▶ _EXERCISE TASK_:
Each entry that follows must be output without any deviation.

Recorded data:
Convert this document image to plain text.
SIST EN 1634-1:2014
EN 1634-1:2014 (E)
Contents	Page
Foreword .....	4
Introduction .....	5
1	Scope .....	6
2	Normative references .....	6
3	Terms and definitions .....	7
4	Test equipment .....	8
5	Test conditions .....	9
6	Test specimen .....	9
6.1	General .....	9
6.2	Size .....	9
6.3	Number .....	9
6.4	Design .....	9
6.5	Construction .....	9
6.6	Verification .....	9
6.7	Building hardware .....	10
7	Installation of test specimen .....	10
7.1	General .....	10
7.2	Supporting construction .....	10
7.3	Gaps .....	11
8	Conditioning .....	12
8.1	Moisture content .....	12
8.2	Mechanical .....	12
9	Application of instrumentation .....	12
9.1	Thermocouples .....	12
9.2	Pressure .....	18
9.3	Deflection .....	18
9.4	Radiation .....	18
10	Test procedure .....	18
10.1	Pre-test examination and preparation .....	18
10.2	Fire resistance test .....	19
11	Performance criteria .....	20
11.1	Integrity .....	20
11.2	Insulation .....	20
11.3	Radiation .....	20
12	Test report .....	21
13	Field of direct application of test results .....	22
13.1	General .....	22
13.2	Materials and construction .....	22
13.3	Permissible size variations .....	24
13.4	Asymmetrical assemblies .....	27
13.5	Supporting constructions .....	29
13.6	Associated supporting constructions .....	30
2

▶ _RESPONSE BELOW_:
Convert this document image to plain text.
SIST EN 1634-1:2014
EN 1634-1:2014 (E)
Contents	Page
Foreword .....	4
Introduction .....	5
1	Scope .....	6
2	Normative references .....	6
3	Terms and definitions .....	7
4	Test equipment .....	8
5	Test conditions .....	9
6	Test specimen .....	9
6.1	General .....	9
6.2	Size .....	9
6.3	Number .....	9
6.4	Design .....	9
6.5	Construction .....	9
6.6	Verification .....	9
6.7	Building hardware .....	10
7	Installation of test specimen .....	10
7.1	General .....	10
7.2	Supporting construction .....	10
7.3	Gaps .....	11
8	Conditioning .....	12
8.1	Moisture content .....	12
8.2	Mechanical .....	12
9	Application of instrumentation .....	12
9.1	Thermocouples .....	12
9.2	Pressure .....	18
9.3	Deflection .....	18
9.4	Radiation .....	18
10	Test procedure .....	18
10.1	Pre-test examination and preparation .....	18
10.2	Fire resistance test .....	19
11	Performance criteria .....	20
11.1	Integrity .....	20
11.2	Insulation .....	20
11.3	Radiation .....	20
12	Test report .....	21
13	Field of direct application of test results .....	22
13.1	General .....	22
13.2	Materials and construction .....	22
13.3	Permissible size variations .....	24
13.4	Asymmetrical assemblies .....	27
13.5	Supporting constructions .....	29
13.6	Associated supporting constructions .....	30
2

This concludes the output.